■ Goal of the exercise ■
Show each line of the data below in which "organelle" occurs.

★ ★ ★

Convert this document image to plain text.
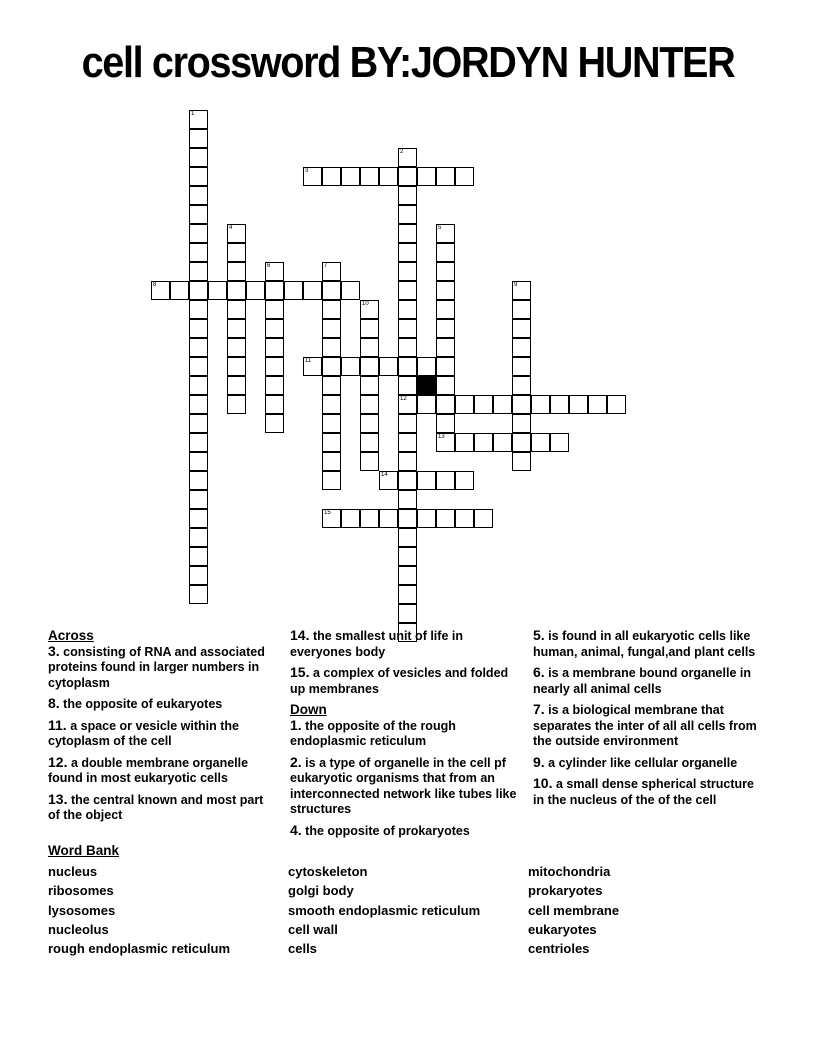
cell crossword BY:JORDYN HUNTER
1
2
3
4	5
6	7
8	9
10
11
12
13
14
15

Across

3. consisting of RNA and associated proteins found in larger numbers in cytoplasm

8. the opposite of eukaryotes

11. a space or vesicle within the cytoplasm of the cell

12. a double membrane organelle found in most eukaryotic cells

13. the central known and most part of the object

14. the smallest unit of life in everyones body

15. a complex of vesicles and folded up membranes

Down

1. the opposite of the rough endoplasmic reticulum

2. is a type of organelle in the cell pf eukaryotic organisms that from an interconnected network like tubes like structures

4. the opposite of prokaryotes

5. is found in all eukaryotic cells like human, animal, fungal,and plant cells

6. is a membrane bound organelle in nearly all animal cells

7. is a biological membrane that separates the inter of all all cells from the outside environment

9. a cylinder like cellular organelle

10. a small dense spherical structure in the nucleus of the of the cell

Word Bank
nucleus
ribosomes
lysosomes
nucleolus
rough endoplasmic reticulum
cytoskeleton
golgi body
smooth endoplasmic reticulum
cell wall
cells
mitochondria
prokaryotes
cell membrane
eukaryotes
centrioles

★ ★ ★

■ Finished exercise ■
12. a double membrane organelle found in most eukaryotic cells
2. is a type of organelle in the cell pf eukaryotic organisms that from an interconnected network like tubes like structures
6. is a membrane bound organelle in nearly all animal cells
9. a cylinder like cellular organelle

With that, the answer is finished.